Quote, verbatim, all material below, without pictures.

MATERIAL SHOWN:
:::
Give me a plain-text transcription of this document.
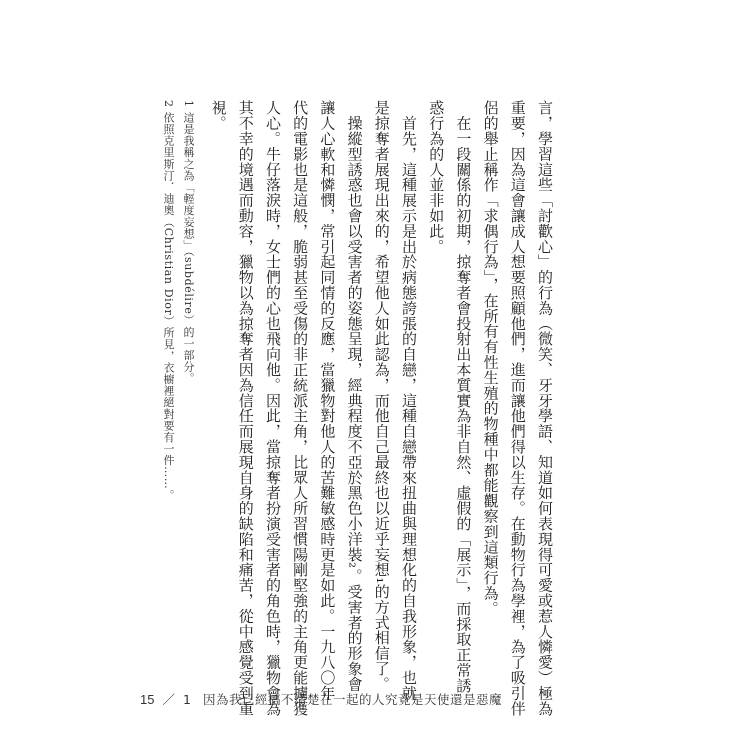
言，學習這些「討歡心」的行為（微笑、牙牙學語、知道如何表現得可愛或惹人憐愛）極為
重要，因為這會讓成人想要照顧他們，進而讓他們得以生存。在動物行為學裡，為了吸引伴
侶的舉止稱作「求偶行為」，在所有有性生殖的物種中都能觀察到這類行為。
　在一段關係的初期，掠奪者會投射出本質實為非自然、虛假的「展示」，而採取正常誘
惑行為的人並非如此。
　首先，這種展示是出於病態誇張的自戀，這種自戀帶來扭曲與理想化的自我形象，也就
是掠奪者展現出來的，希望他人如此認為，而他自己最終也以近乎妄想₁的方式相信了。
　操縱型誘惑也會以受害者的姿態呈現，經典程度不亞於黑色小洋裝₂。受害者的形象會
讓人心軟和憐憫，常引起同情的反應，當獵物對他人的苦難敏感時更是如此。一九八〇年
代的電影也是這般，脆弱甚至受傷的非正統派主角，比眾人所習慣陽剛堅強的主角更能擄獲
人心。牛仔落淚時，女士們的心也飛向他。因此，當掠奪者扮演受害者的角色時，獵物會為
其不幸的境遇而動容，獵物以為掠奪者因為信任而展現自身的缺陷和痛苦，從中感覺受到重
視。
1 這是我稱之為「輕度妄想」（subdélire）的一部分。
2 依照克里斯汀．迪奧（Christian Dior）所見，衣櫥裡絕對要有一件……。
15 ／ 1 因為我已經搞不清楚在一起的人究竟是天使還是惡魔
:::
SOLUTION:
Give me a plain-text transcription of this document.
言，學習這些「討歡心」的行為（微笑、牙牙學語、知道如何表現得可愛或惹人憐愛）極為
重要，因為這會讓成人想要照顧他們，進而讓他們得以生存。在動物行為學裡，為了吸引伴
侶的舉止稱作「求偶行為」，在所有有性生殖的物種中都能觀察到這類行為。
　在一段關係的初期，掠奪者會投射出本質實為非自然、虛假的「展示」，而採取正常誘
惑行為的人並非如此。
　首先，這種展示是出於病態誇張的自戀，這種自戀帶來扭曲與理想化的自我形象，也就
是掠奪者展現出來的，希望他人如此認為，而他自己最終也以近乎妄想₁的方式相信了。
　操縱型誘惑也會以受害者的姿態呈現，經典程度不亞於黑色小洋裝₂。受害者的形象會
讓人心軟和憐憫，常引起同情的反應，當獵物對他人的苦難敏感時更是如此。一九八〇年
代的電影也是這般，脆弱甚至受傷的非正統派主角，比眾人所習慣陽剛堅強的主角更能擄獲
人心。牛仔落淚時，女士們的心也飛向他。因此，當掠奪者扮演受害者的角色時，獵物會為
其不幸的境遇而動容，獵物以為掠奪者因為信任而展現自身的缺陷和痛苦，從中感覺受到重
視。
1 這是我稱之為「輕度妄想」（subdélire）的一部分。
2 依照克里斯汀．迪奧（Christian Dior）所見，衣櫥裡絕對要有一件……。
15 ／ 1 因為我已經搞不清楚在一起的人究竟是天使還是惡魔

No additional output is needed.